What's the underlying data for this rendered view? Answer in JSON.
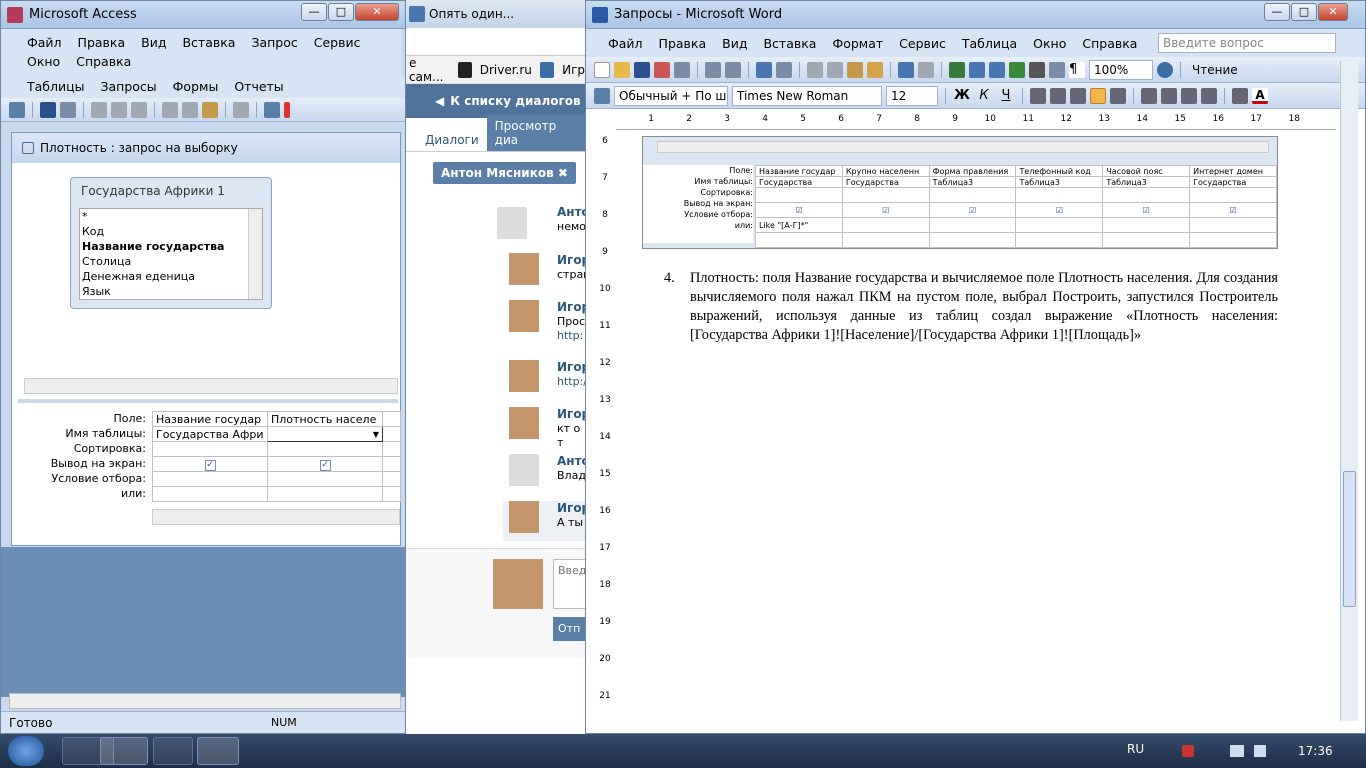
{
  "access": {
    "title": "Microsoft Access",
    "menu": [
      "Файл",
      "Правка",
      "Вид",
      "Вставка",
      "Запрос",
      "Сервис",
      "Окно",
      "Справка"
    ],
    "menu2": [
      "Таблицы",
      "Запросы",
      "Формы",
      "Отчеты"
    ],
    "query_title": "Плотность : запрос на выборку",
    "table_box_title": "Государства Африки 1",
    "fields": [
      "*",
      "Код",
      "Название государства",
      "Столица",
      "Денежная еденица",
      "Язык"
    ],
    "row_labels": [
      "Поле:",
      "Имя таблицы:",
      "Сортировка:",
      "Вывод на экран:",
      "Условие отбора:",
      "или:"
    ],
    "col1": {
      "field": "Название государ",
      "table": "Государства Афри"
    },
    "col2": {
      "field": "Плотность населе",
      "table": ""
    },
    "status": "Готово",
    "num": "NUM"
  },
  "browser": {
    "tab1": "Опять один...",
    "bookmarks": [
      "е сам...",
      "Driver.ru",
      "Игр"
    ],
    "back_link": "К списку диалогов",
    "tabs": [
      "Диалоги",
      "Просмотр диа"
    ],
    "chip": "Антон Мясников",
    "messages": [
      {
        "name": "Анто",
        "text": "немо"
      },
      {
        "name": "Игор",
        "text": "стран"
      },
      {
        "name": "Игор",
        "text": "Прось",
        "link": "http:"
      },
      {
        "name": "Игор",
        "text": "http:/"
      },
      {
        "name": "Игор",
        "text": "кт о т"
      },
      {
        "name": "Анто",
        "text": "Влади"
      },
      {
        "name": "Игор",
        "text": "А ты"
      }
    ],
    "input_placeholder": "Введ",
    "send_button": "Отп"
  },
  "word": {
    "title": "Запросы - Microsoft Word",
    "menu": [
      "Файл",
      "Правка",
      "Вид",
      "Вставка",
      "Формат",
      "Сервис",
      "Таблица",
      "Окно",
      "Справка"
    ],
    "ask_placeholder": "Введите вопрос",
    "zoom": "100%",
    "read_button": "Чтение",
    "style": "Обычный + По ш",
    "font": "Times New Roman",
    "size": "12",
    "ruler_numbers": [
      "1",
      "2",
      "3",
      "4",
      "5",
      "6",
      "7",
      "8",
      "9",
      "10",
      "11",
      "12",
      "13",
      "14",
      "15",
      "16",
      "17",
      "18"
    ],
    "vruler_numbers": [
      "6",
      "7",
      "8",
      "9",
      "10",
      "11",
      "12",
      "13",
      "14",
      "15",
      "16",
      "17",
      "18",
      "19",
      "20",
      "21"
    ],
    "embedded": {
      "row_labels": [
        "Поле:",
        "Имя таблицы:",
        "Сортировка:",
        "Вывод на экран:",
        "Условие отбора:",
        "или:"
      ],
      "fields": [
        "Название государ",
        "Крупно населенн",
        "Форма правления",
        "Телефонный код",
        "Часовой пояс",
        "Интернет домен"
      ],
      "tables": [
        "Государства",
        "Государства",
        "Таблица3",
        "Таблица3",
        "Таблица3",
        "Государства"
      ],
      "criteria": "Like \"[А-Г]*\""
    },
    "list_number": "4.",
    "paragraph": "Плотность: поля Название государства и вычисляемое поле Плотность населения. Для создания вычисляемого поля нажал ПКМ на пустом поле, выбрал Построить, запустился Построитель выражений, используя данные из таблиц создал выражение «Плотность населения: [Государства Африки 1]![Население]/[Государства Африки 1]![Площадь]»"
  },
  "taskbar": {
    "lang": "RU",
    "clock": "17:36"
  }
}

==================================================

Your copy of the data above should match it exactly, except that pictures are left out.

What's the underlying data for this rendered view? Answer in JSON.
{
  "access": {
    "title": "Microsoft Access",
    "menu": [
      "Файл",
      "Правка",
      "Вид",
      "Вставка",
      "Запрос",
      "Сервис",
      "Окно",
      "Справка"
    ],
    "menu2": [
      "Таблицы",
      "Запросы",
      "Формы",
      "Отчеты"
    ],
    "query_title": "Плотность : запрос на выборку",
    "table_box_title": "Государства Африки 1",
    "fields": [
      "*",
      "Код",
      "Название государства",
      "Столица",
      "Денежная еденица",
      "Язык"
    ],
    "row_labels": [
      "Поле:",
      "Имя таблицы:",
      "Сортировка:",
      "Вывод на экран:",
      "Условие отбора:",
      "или:"
    ],
    "col1": {
      "field": "Название государ",
      "table": "Государства Афри"
    },
    "col2": {
      "field": "Плотность населе",
      "table": ""
    },
    "status": "Готово",
    "num": "NUM"
  },
  "browser": {
    "tab1": "Опять один...",
    "bookmarks": [
      "е сам...",
      "Driver.ru",
      "Игр"
    ],
    "back_link": "К списку диалогов",
    "tabs": [
      "Диалоги",
      "Просмотр диа"
    ],
    "chip": "Антон Мясников",
    "messages": [
      {
        "name": "Анто",
        "text": "немо"
      },
      {
        "name": "Игор",
        "text": "стран"
      },
      {
        "name": "Игор",
        "text": "Прось",
        "link": "http:"
      },
      {
        "name": "Игор",
        "text": "http:/"
      },
      {
        "name": "Игор",
        "text": "кт о т"
      },
      {
        "name": "Анто",
        "text": "Влади"
      },
      {
        "name": "Игор",
        "text": "А ты"
      }
    ],
    "input_placeholder": "Введ",
    "send_button": "Отп"
  },
  "word": {
    "title": "Запросы - Microsoft Word",
    "menu": [
      "Файл",
      "Правка",
      "Вид",
      "Вставка",
      "Формат",
      "Сервис",
      "Таблица",
      "Окно",
      "Справка"
    ],
    "ask_placeholder": "Введите вопрос",
    "zoom": "100%",
    "read_button": "Чтение",
    "style": "Обычный + По ш",
    "font": "Times New Roman",
    "size": "12",
    "ruler_numbers": [
      "1",
      "2",
      "3",
      "4",
      "5",
      "6",
      "7",
      "8",
      "9",
      "10",
      "11",
      "12",
      "13",
      "14",
      "15",
      "16",
      "17",
      "18"
    ],
    "vruler_numbers": [
      "6",
      "7",
      "8",
      "9",
      "10",
      "11",
      "12",
      "13",
      "14",
      "15",
      "16",
      "17",
      "18",
      "19",
      "20",
      "21"
    ],
    "embedded": {
      "row_labels": [
        "Поле:",
        "Имя таблицы:",
        "Сортировка:",
        "Вывод на экран:",
        "Условие отбора:",
        "или:"
      ],
      "fields": [
        "Название государ",
        "Крупно населенн",
        "Форма правления",
        "Телефонный код",
        "Часовой пояс",
        "Интернет домен"
      ],
      "tables": [
        "Государства",
        "Государства",
        "Таблица3",
        "Таблица3",
        "Таблица3",
        "Государства"
      ],
      "criteria": "Like \"[А-Г]*\""
    },
    "list_number": "4.",
    "paragraph": "Плотность: поля Название государства и вычисляемое поле Плотность населения. Для создания вычисляемого поля нажал ПКМ на пустом поле, выбрал Построить, запустился Построитель выражений, используя данные из таблиц создал выражение «Плотность населения: [Государства Африки 1]![Население]/[Государства Африки 1]![Площадь]»"
  },
  "taskbar": {
    "lang": "RU",
    "clock": "17:36"
  }
}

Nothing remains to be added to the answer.